◆ MATERIAL SHOWN:
-----
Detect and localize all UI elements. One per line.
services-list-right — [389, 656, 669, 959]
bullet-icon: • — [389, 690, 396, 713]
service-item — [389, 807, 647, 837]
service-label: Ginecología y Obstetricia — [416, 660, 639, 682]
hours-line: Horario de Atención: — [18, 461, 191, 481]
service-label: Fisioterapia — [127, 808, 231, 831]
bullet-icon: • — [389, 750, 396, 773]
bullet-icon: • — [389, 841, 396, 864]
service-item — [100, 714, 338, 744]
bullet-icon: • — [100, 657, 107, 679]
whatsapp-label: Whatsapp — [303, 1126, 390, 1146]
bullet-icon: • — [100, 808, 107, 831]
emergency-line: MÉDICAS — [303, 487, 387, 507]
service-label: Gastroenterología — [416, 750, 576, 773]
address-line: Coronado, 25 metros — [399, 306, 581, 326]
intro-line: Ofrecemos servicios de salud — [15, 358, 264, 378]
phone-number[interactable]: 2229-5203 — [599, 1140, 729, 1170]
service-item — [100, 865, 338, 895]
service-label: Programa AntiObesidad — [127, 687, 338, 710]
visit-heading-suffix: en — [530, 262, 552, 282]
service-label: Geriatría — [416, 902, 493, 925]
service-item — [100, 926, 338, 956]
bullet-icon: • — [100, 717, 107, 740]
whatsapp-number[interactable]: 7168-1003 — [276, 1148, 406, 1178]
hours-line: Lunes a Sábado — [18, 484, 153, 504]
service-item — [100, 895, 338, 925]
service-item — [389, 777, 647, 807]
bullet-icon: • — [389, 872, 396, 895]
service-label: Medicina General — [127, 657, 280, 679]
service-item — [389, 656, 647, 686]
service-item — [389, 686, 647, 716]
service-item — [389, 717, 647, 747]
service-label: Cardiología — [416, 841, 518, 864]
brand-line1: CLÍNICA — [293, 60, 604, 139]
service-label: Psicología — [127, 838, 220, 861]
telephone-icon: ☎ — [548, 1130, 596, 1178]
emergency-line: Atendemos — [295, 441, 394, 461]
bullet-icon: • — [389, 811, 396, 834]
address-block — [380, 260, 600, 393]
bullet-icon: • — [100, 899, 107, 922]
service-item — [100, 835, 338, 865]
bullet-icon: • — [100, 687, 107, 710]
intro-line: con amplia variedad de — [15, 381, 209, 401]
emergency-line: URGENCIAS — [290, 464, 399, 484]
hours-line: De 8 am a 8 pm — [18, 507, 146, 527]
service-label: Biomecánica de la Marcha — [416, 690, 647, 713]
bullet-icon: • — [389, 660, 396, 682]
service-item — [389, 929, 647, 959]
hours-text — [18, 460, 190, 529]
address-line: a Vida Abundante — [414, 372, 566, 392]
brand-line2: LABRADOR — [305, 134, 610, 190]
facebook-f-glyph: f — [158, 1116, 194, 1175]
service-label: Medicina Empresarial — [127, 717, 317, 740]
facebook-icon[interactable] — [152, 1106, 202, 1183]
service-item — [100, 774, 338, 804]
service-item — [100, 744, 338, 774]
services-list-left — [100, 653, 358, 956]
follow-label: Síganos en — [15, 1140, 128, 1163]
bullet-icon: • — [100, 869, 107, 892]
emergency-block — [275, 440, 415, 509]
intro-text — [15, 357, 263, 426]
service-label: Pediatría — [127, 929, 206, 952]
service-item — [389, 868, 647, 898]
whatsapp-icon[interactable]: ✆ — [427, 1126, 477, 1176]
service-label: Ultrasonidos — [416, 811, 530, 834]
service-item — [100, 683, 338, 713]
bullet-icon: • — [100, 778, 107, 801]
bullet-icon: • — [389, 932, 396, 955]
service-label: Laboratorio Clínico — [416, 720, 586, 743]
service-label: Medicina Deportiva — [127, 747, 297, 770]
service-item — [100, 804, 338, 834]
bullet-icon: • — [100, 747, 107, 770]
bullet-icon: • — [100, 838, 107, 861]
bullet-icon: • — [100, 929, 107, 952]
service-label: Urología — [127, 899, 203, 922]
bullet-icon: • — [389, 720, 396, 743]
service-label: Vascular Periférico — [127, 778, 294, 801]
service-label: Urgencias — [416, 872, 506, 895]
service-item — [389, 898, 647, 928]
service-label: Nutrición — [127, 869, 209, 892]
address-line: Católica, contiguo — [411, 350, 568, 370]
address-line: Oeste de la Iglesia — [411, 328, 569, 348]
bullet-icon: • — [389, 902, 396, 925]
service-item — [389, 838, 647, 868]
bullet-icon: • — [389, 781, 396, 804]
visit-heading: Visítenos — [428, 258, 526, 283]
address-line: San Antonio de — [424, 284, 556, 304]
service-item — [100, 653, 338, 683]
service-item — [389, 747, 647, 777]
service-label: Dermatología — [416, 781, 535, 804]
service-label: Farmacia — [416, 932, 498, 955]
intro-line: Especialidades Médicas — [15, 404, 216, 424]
-----
◆ WHAT THIS TASK INVOLVES:
Rewrite the lines above as a numbered list, leaving out any blank lines.

◆ PROBLEM SOLUTION:
1. Detect and localize all UI elements. One per line.
2. services-list-right — [389, 656, 669, 959]
3. bullet-icon: • — [389, 690, 396, 713]
4. service-item — [389, 807, 647, 837]
5. service-label: Ginecología y Obstetricia — [416, 660, 639, 682]
6. hours-line: Horario de Atención: — [18, 461, 191, 481]
7. service-label: Fisioterapia — [127, 808, 231, 831]
8. bullet-icon: • — [389, 750, 396, 773]
9. bullet-icon: • — [389, 841, 396, 864]
10. service-item — [100, 714, 338, 744]
11. bullet-icon: • — [100, 657, 107, 679]
12. whatsapp-label: Whatsapp — [303, 1126, 390, 1146]
13. bullet-icon: • — [100, 808, 107, 831]
14. emergency-line: MÉDICAS — [303, 487, 387, 507]
15. service-label: Gastroenterología — [416, 750, 576, 773]
16. address-line: Coronado, 25 metros — [399, 306, 581, 326]
17. intro-line: Ofrecemos servicios de salud — [15, 358, 264, 378]
18. phone-number[interactable]: 2229-5203 — [599, 1140, 729, 1170]
19. service-item — [100, 865, 338, 895]
20. service-label: Programa AntiObesidad — [127, 687, 338, 710]
21. visit-heading-suffix: en — [530, 262, 552, 282]
22. service-label: Geriatría — [416, 902, 493, 925]
23. service-item — [100, 926, 338, 956]
24. bullet-icon: • — [100, 717, 107, 740]
25. whatsapp-number[interactable]: 7168-1003 — [276, 1148, 406, 1178]
26. hours-line: Lunes a Sábado — [18, 484, 153, 504]
27. service-item — [100, 895, 338, 925]
28. service-item — [389, 777, 647, 807]
29. bullet-icon: • — [389, 872, 396, 895]
30. service-label: Medicina General — [127, 657, 280, 679]
31. service-item — [389, 656, 647, 686]
32. service-item — [389, 686, 647, 716]
33. service-item — [389, 717, 647, 747]
34. service-label: Cardiología — [416, 841, 518, 864]
35. brand-line1: CLÍNICA — [293, 60, 604, 139]
36. service-label: Psicología — [127, 838, 220, 861]
37. telephone-icon: ☎ — [548, 1130, 596, 1178]
38. emergency-line: Atendemos — [295, 441, 394, 461]
39. bullet-icon: • — [389, 811, 396, 834]
40. address-block — [380, 260, 600, 393]
41. bullet-icon: • — [100, 899, 107, 922]
42. service-item — [100, 835, 338, 865]
43. bullet-icon: • — [100, 687, 107, 710]
44. intro-line: con amplia variedad de — [15, 381, 209, 401]
45. emergency-line: URGENCIAS — [290, 464, 399, 484]
46. hours-line: De 8 am a 8 pm — [18, 507, 146, 527]
47. service-label: Biomecánica de la Marcha — [416, 690, 647, 713]
48. bullet-icon: • — [389, 660, 396, 682]
49. service-item — [389, 929, 647, 959]
50. hours-text — [18, 460, 190, 529]
51. address-line: a Vida Abundante — [414, 372, 566, 392]
52. brand-line2: LABRADOR — [305, 134, 610, 190]
53. facebook-f-glyph: f — [158, 1116, 194, 1175]
54. service-label: Medicina Empresarial — [127, 717, 317, 740]
55. facebook-icon[interactable] — [152, 1106, 202, 1183]
56. service-item — [100, 774, 338, 804]
57. service-item — [100, 744, 338, 774]
58. services-list-left — [100, 653, 358, 956]
59. follow-label: Síganos en — [15, 1140, 128, 1163]
60. bullet-icon: • — [100, 869, 107, 892]
61. emergency-block — [275, 440, 415, 509]
62. intro-text — [15, 357, 263, 426]
63. service-label: Pediatría — [127, 929, 206, 952]
64. service-item — [389, 868, 647, 898]
65. whatsapp-icon[interactable]: ✆ — [427, 1126, 477, 1176]
66. service-label: Ultrasonidos — [416, 811, 530, 834]
67. service-item — [100, 683, 338, 713]
68. bullet-icon: • — [100, 778, 107, 801]
69. bullet-icon: • — [389, 932, 396, 955]
70. service-label: Laboratorio Clínico — [416, 720, 586, 743]
71. service-label: Medicina Deportiva — [127, 747, 297, 770]
72. service-item — [100, 804, 338, 834]
73. bullet-icon: • — [100, 747, 107, 770]
74. bullet-icon: • — [100, 838, 107, 861]
75. bullet-icon: • — [100, 929, 107, 952]
76. service-label: Urología — [127, 899, 203, 922]
77. bullet-icon: • — [389, 720, 396, 743]
78. service-label: Vascular Periférico — [127, 778, 294, 801]
79. service-label: Urgencias — [416, 872, 506, 895]
80. service-item — [389, 898, 647, 928]
81. service-label: Nutrición — [127, 869, 209, 892]
82. address-line: Católica, contiguo — [411, 350, 568, 370]
83. address-line: Oeste de la Iglesia — [411, 328, 569, 348]
84. bullet-icon: • — [389, 902, 396, 925]
85. service-item — [389, 838, 647, 868]
86. bullet-icon: • — [389, 781, 396, 804]
87. visit-heading: Visítenos — [428, 258, 526, 283]
88. address-line: San Antonio de — [424, 284, 556, 304]
89. service-item — [100, 653, 338, 683]
90. service-item — [389, 747, 647, 777]
91. service-label: Dermatología — [416, 781, 535, 804]
92. service-label: Farmacia — [416, 932, 498, 955]
93. intro-line: Especialidades Médicas — [15, 404, 216, 424]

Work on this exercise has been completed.